▸ **To do**: Find every line in the records below that contains the word "一县一业", and copy each such line.

=-=-=-=-=

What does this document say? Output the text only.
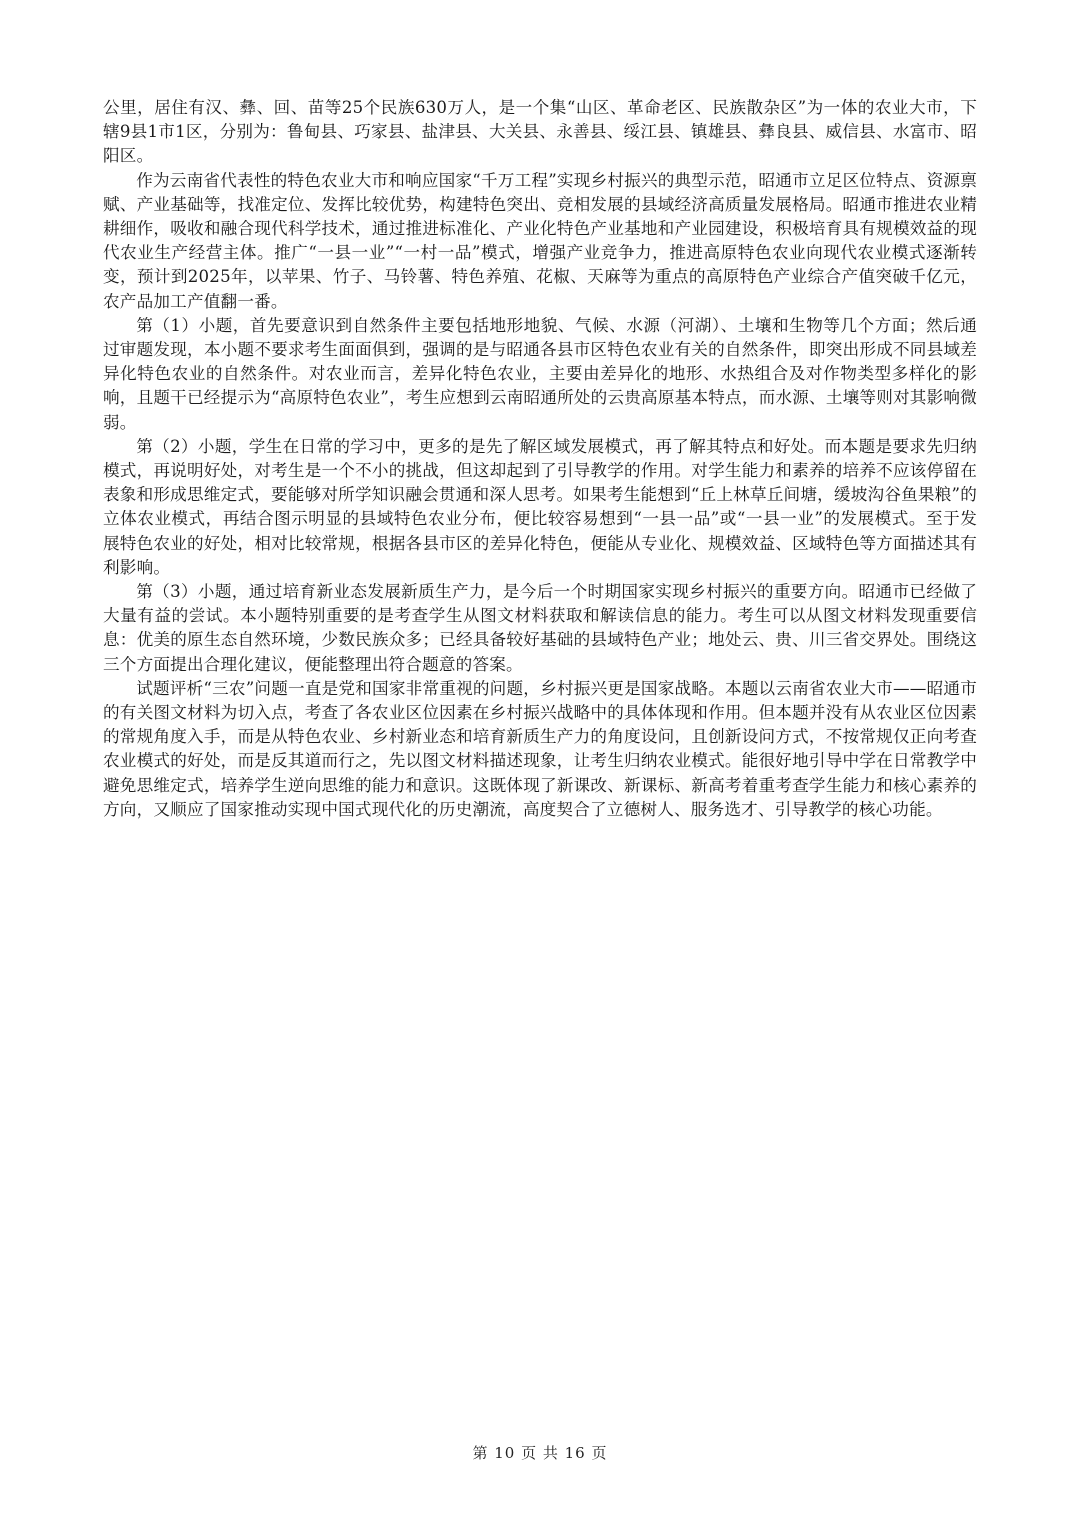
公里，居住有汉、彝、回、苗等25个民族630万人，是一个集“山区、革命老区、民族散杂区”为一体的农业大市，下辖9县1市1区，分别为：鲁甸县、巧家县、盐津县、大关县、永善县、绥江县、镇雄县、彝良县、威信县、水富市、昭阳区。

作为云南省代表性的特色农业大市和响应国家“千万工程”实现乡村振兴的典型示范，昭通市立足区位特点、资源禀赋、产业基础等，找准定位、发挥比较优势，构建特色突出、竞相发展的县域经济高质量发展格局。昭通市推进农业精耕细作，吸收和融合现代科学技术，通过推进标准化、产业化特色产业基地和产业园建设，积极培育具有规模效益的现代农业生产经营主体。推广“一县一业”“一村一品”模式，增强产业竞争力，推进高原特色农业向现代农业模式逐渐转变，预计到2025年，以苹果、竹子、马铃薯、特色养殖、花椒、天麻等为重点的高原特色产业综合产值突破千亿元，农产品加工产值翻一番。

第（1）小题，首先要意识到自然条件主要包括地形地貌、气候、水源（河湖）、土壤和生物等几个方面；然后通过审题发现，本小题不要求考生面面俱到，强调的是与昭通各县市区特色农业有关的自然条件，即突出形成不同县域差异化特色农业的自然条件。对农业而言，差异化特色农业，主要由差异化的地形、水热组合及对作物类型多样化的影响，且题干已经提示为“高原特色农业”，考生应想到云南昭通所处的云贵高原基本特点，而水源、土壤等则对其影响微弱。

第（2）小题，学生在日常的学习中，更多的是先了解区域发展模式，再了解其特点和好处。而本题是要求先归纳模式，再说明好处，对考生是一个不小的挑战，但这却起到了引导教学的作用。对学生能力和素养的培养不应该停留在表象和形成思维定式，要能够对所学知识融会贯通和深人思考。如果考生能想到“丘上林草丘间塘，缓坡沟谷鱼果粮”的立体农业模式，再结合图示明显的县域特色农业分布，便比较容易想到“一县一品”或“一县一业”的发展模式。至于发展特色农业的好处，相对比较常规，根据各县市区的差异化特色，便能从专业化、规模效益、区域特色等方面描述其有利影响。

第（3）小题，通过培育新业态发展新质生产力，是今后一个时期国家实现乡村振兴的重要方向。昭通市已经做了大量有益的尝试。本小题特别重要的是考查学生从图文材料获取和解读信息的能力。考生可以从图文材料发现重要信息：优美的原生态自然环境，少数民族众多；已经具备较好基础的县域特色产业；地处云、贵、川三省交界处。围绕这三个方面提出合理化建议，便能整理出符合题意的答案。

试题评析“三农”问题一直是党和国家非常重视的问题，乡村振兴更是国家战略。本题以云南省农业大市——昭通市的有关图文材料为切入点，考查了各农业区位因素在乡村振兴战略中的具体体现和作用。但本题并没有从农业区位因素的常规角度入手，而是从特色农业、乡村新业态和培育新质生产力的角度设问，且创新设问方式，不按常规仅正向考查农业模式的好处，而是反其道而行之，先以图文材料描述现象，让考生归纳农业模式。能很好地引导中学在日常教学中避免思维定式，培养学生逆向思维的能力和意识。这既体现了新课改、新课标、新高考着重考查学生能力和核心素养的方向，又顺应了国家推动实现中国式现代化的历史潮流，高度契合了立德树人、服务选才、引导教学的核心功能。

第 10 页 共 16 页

=-=-=-=-=

▸ **Task solution**:
作为云南省代表性的特色农业大市和响应国家“千万工程”实现乡村振兴的典型示范，昭通市立足区位特点、资源禀赋、产业基础等，找准定位、发挥比较优势，构建特色突出、竞相发展的县域经济高质量发展格局。昭通市推进农业精耕细作，吸收和融合现代科学技术，通过推进标准化、产业化特色产业基地和产业园建设，积极培育具有规模效益的现代农业生产经营主体。推广“一县一业”“一村一品”模式，增强产业竞争力，推进高原特色农业向现代农业模式逐渐转变，预计到2025年，以苹果、竹子、马铃薯、特色养殖、花椒、天麻等为重点的高原特色产业综合产值突破千亿元，农产品加工产值翻一番。
第（2）小题，学生在日常的学习中，更多的是先了解区域发展模式，再了解其特点和好处。而本题是要求先归纳模式，再说明好处，对考生是一个不小的挑战，但这却起到了引导教学的作用。对学生能力和素养的培养不应该停留在表象和形成思维定式，要能够对所学知识融会贯通和深人思考。如果考生能想到“丘上林草丘间塘，缓坡沟谷鱼果粮”的立体农业模式，再结合图示明显的县域特色农业分布，便比较容易想到“一县一品”或“一县一业”的发展模式。至于发展特色农业的好处，相对比较常规，根据各县市区的差异化特色，便能从专业化、规模效益、区域特色等方面描述其有利影响。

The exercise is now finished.